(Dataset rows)
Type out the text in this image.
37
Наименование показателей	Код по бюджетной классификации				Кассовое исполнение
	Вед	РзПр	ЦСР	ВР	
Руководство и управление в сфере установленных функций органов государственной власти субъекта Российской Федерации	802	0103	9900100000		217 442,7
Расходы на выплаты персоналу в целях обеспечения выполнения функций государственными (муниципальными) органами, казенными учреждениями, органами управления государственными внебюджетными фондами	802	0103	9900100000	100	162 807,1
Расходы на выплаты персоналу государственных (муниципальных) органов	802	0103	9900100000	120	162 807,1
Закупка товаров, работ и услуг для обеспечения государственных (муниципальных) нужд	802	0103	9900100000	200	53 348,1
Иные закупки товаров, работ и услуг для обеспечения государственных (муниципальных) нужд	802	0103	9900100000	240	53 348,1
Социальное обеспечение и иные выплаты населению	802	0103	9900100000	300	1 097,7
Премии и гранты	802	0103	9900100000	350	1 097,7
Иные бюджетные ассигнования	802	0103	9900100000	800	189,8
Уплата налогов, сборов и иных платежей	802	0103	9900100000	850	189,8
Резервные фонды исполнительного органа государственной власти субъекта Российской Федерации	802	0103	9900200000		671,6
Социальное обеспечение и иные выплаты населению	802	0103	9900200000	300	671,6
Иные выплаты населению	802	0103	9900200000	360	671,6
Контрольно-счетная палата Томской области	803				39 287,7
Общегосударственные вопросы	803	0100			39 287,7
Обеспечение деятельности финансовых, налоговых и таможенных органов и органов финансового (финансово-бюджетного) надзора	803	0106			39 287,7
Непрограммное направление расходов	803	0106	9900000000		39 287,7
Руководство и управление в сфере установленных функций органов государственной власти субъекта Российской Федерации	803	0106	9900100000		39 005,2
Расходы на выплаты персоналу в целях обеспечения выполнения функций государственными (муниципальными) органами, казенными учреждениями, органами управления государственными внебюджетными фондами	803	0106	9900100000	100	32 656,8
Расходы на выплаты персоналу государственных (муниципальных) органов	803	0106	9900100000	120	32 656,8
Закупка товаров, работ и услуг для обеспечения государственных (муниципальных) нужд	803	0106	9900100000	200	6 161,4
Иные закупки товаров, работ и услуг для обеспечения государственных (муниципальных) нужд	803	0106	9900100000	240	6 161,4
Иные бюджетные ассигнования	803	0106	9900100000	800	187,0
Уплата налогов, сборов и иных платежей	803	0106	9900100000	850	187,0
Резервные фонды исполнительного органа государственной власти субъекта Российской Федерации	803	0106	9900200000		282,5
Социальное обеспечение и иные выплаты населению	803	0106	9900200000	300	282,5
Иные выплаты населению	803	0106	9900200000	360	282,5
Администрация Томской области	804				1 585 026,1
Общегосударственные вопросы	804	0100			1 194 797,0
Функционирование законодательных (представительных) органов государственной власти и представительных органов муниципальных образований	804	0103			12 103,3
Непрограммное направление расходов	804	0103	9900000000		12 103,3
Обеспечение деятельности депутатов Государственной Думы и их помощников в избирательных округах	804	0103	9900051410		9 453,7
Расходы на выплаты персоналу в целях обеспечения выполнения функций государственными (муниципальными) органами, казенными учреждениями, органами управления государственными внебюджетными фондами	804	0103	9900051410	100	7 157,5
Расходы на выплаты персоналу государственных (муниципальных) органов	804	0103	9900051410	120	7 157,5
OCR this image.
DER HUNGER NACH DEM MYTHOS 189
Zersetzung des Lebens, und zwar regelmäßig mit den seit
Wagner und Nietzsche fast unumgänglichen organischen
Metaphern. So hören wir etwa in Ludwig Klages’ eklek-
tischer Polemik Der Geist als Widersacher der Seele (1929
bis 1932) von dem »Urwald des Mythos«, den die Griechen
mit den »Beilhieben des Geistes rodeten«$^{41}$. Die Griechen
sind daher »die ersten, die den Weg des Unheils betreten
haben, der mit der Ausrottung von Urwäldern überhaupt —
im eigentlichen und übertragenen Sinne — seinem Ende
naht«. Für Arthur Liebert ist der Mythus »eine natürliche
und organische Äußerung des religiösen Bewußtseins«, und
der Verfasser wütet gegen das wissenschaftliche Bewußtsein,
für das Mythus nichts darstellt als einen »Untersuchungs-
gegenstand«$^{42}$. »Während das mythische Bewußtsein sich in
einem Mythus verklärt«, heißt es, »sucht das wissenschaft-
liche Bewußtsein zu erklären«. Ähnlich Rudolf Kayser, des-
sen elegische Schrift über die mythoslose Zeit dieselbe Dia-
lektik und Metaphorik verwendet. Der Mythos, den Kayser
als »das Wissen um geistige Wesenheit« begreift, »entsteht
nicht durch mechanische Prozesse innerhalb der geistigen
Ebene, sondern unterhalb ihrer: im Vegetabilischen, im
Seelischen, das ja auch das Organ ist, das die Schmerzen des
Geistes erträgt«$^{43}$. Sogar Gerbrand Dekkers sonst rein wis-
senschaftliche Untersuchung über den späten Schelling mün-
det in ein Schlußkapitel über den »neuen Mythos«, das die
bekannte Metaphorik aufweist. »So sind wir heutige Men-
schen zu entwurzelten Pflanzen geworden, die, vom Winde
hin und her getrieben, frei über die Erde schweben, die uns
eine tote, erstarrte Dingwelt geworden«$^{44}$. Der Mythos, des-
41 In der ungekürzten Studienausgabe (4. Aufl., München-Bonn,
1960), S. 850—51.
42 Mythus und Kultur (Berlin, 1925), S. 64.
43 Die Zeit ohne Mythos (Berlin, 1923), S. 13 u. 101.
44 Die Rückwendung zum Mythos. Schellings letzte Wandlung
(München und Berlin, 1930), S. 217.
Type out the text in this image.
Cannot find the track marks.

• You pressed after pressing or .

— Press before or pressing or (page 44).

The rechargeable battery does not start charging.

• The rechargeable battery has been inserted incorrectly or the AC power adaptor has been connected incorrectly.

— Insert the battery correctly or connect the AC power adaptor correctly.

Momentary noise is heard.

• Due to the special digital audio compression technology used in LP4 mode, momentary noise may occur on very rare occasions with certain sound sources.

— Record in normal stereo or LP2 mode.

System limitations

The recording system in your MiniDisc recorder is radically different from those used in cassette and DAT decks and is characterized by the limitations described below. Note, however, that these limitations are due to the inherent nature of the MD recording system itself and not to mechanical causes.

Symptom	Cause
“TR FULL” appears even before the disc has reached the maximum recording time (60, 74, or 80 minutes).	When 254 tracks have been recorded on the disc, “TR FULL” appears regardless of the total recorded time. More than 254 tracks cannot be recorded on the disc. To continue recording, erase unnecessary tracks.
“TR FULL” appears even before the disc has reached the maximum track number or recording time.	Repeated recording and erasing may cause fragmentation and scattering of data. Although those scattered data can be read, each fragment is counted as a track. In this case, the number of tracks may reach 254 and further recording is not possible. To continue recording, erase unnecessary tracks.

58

● Challenge
Find each line in the records holding the string "battery" and show it.

● Answer below
The rechargeable battery does not start charging.
• The rechargeable battery has been inserted incorrectly or the AC power adaptor has been connected incorrectly.
— Insert the battery correctly or connect the AC power adaptor correctly.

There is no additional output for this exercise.